Copy out all of the material exactly as presented.

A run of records
§

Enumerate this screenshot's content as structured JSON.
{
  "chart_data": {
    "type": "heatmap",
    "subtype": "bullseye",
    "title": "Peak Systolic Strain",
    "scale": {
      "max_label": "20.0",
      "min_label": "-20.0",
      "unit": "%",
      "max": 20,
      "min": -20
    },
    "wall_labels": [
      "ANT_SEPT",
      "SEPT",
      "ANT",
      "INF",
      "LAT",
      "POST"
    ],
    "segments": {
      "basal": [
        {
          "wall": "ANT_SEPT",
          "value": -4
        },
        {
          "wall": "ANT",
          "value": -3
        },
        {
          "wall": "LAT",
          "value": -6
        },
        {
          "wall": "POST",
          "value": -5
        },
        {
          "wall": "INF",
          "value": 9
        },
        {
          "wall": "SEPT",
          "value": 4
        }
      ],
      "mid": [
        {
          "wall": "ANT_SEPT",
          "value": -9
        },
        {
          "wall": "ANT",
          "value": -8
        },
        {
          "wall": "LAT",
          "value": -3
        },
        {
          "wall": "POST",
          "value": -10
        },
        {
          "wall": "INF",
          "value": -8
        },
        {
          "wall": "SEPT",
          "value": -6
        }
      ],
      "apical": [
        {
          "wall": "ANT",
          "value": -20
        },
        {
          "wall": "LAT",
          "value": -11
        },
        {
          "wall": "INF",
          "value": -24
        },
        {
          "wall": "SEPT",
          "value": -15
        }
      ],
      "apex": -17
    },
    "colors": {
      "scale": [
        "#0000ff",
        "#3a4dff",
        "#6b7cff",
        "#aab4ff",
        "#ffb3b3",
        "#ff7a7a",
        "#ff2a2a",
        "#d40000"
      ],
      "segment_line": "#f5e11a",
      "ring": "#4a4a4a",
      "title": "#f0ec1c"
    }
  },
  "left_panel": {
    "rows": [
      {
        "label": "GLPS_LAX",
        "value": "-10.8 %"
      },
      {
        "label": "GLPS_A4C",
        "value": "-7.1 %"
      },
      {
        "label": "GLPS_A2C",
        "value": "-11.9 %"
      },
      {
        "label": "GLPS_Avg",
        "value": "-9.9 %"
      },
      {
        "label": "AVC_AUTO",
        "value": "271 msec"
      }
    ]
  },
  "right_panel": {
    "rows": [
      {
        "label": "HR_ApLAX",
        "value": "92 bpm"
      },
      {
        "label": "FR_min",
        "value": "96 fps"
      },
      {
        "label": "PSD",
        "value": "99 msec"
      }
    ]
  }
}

§

Answer for the task:
Enumerate this screenshot's content as structured JSON.
{
  "chart_data": {
    "type": "heatmap",
    "subtype": "bullseye",
    "title": "Peak Systolic Strain",
    "scale": {
      "max_label": "20.0",
      "min_label": "-20.0",
      "unit": "%",
      "max": 20,
      "min": -20
    },
    "wall_labels": [
      "ANT_SEPT",
      "SEPT",
      "ANT",
      "INF",
      "LAT",
      "POST"
    ],
    "segments": {
      "basal": [
        {
          "wall": "ANT_SEPT",
          "value": -4
        },
        {
          "wall": "ANT",
          "value": -3
        },
        {
          "wall": "LAT",
          "value": -6
        },
        {
          "wall": "POST",
          "value": -5
        },
        {
          "wall": "INF",
          "value": 9
        },
        {
          "wall": "SEPT",
          "value": 4
        }
      ],
      "mid": [
        {
          "wall": "ANT_SEPT",
          "value": -9
        },
        {
          "wall": "ANT",
          "value": -8
        },
        {
          "wall": "LAT",
          "value": -3
        },
        {
          "wall": "POST",
          "value": -10
        },
        {
          "wall": "INF",
          "value": -8
        },
        {
          "wall": "SEPT",
          "value": -6
        }
      ],
      "apical": [
        {
          "wall": "ANT",
          "value": -20
        },
        {
          "wall": "LAT",
          "value": -11
        },
        {
          "wall": "INF",
          "value": -24
        },
        {
          "wall": "SEPT",
          "value": -15
        }
      ],
      "apex": -17
    },
    "colors": {
      "scale": [
        "#0000ff",
        "#3a4dff",
        "#6b7cff",
        "#aab4ff",
        "#ffb3b3",
        "#ff7a7a",
        "#ff2a2a",
        "#d40000"
      ],
      "segment_line": "#f5e11a",
      "ring": "#4a4a4a",
      "title": "#f0ec1c"
    }
  },
  "left_panel": {
    "rows": [
      {
        "label": "GLPS_LAX",
        "value": "-10.8 %"
      },
      {
        "label": "GLPS_A4C",
        "value": "-7.1 %"
      },
      {
        "label": "GLPS_A2C",
        "value": "-11.9 %"
      },
      {
        "label": "GLPS_Avg",
        "value": "-9.9 %"
      },
      {
        "label": "AVC_AUTO",
        "value": "271 msec"
      }
    ]
  },
  "right_panel": {
    "rows": [
      {
        "label": "HR_ApLAX",
        "value": "92 bpm"
      },
      {
        "label": "FR_min",
        "value": "96 fps"
      },
      {
        "label": "PSD",
        "value": "99 msec"
      }
    ]
  }
}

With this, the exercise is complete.